- **What to work on**: Below are the records; copy each line in them that holds the word "Schiepzig".

(Dataset items)
***

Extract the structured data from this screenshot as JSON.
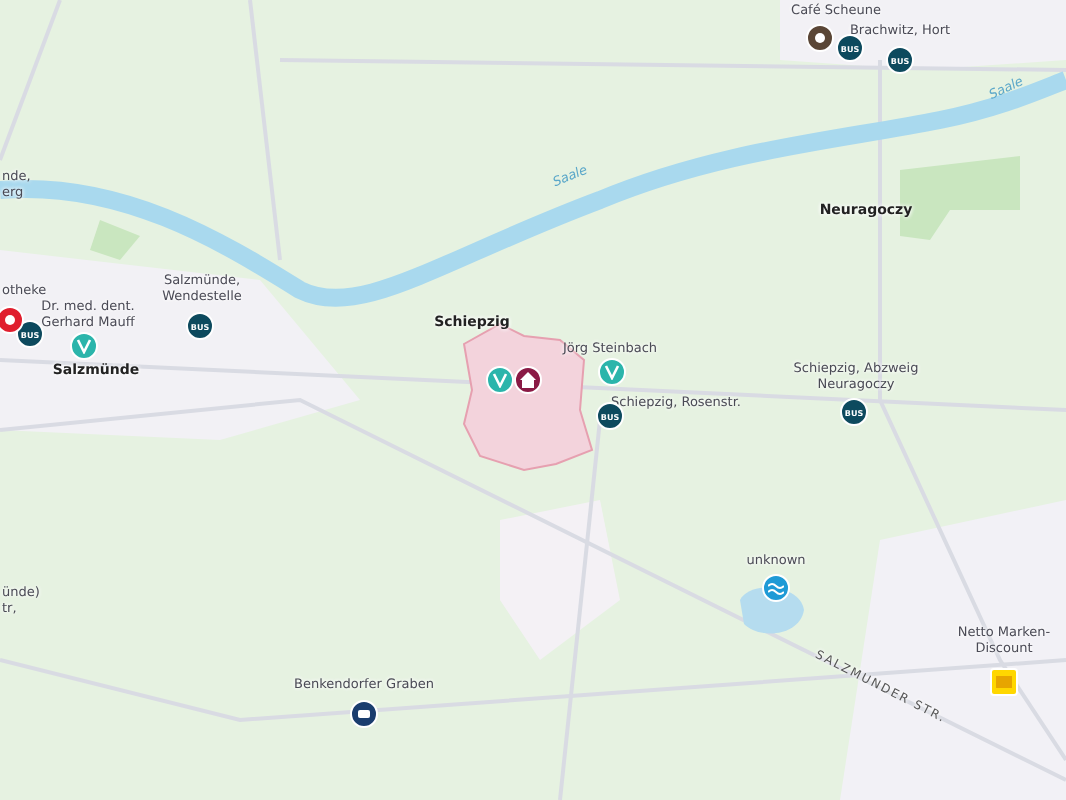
{
  "labels": [
    {
      "kind": "poi",
      "lines": [
        "Café Scheune"
      ]
    },
    {
      "kind": "poi",
      "lines": [
        "Brachwitz, Hort"
      ]
    },
    {
      "kind": "water",
      "lines": [
        "Saale"
      ]
    },
    {
      "kind": "water",
      "lines": [
        "Saale"
      ]
    },
    {
      "kind": "poi",
      "lines": [
        "nde,",
        "erg"
      ]
    },
    {
      "kind": "town",
      "lines": [
        "Neuragoczy"
      ]
    },
    {
      "kind": "poi",
      "lines": [
        "otheke"
      ]
    },
    {
      "kind": "poi",
      "lines": [
        "Salzmünde,",
        "Wendestelle"
      ]
    },
    {
      "kind": "poi",
      "lines": [
        "Dr. med. dent.",
        "Gerhard Mauff"
      ]
    },
    {
      "kind": "town",
      "lines": [
        "Schiepzig"
      ]
    },
    {
      "kind": "poi",
      "lines": [
        "Jörg Steinbach"
      ]
    },
    {
      "kind": "town",
      "lines": [
        "Salzmünde"
      ]
    },
    {
      "kind": "poi",
      "lines": [
        "Schiepzig, Abzweig",
        "Neuragoczy"
      ]
    },
    {
      "kind": "poi",
      "lines": [
        "Schiepzig, Rosenstr."
      ]
    },
    {
      "kind": "poi",
      "lines": [
        "unknown"
      ]
    },
    {
      "kind": "poi",
      "lines": [
        "ünde)",
        "tr,"
      ]
    },
    {
      "kind": "poi",
      "lines": [
        "Netto Marken-",
        "Discount"
      ]
    },
    {
      "kind": "street",
      "lines": [
        "SALZMUNDER STR."
      ]
    },
    {
      "kind": "poi",
      "lines": [
        "Benkendorfer Graben"
      ]
    }
  ],
  "pins": [
    {
      "kind": "cafe"
    },
    {
      "kind": "bus",
      "label": "BUS"
    },
    {
      "kind": "bus",
      "label": "BUS"
    },
    {
      "kind": "bus",
      "label": "BUS"
    },
    {
      "kind": "bus",
      "label": "BUS"
    },
    {
      "kind": "bus",
      "label": "BUS"
    },
    {
      "kind": "bus",
      "label": "BUS"
    },
    {
      "kind": "health"
    },
    {
      "kind": "health"
    },
    {
      "kind": "home"
    },
    {
      "kind": "health"
    },
    {
      "kind": "pharmacy"
    },
    {
      "kind": "water"
    },
    {
      "kind": "shop"
    },
    {
      "kind": "parking"
    }
  ]
}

***

- **Task output**:
        "Schiepzig"
        "Schiepzig, Abzweig",
        "Schiepzig, Rosenstr."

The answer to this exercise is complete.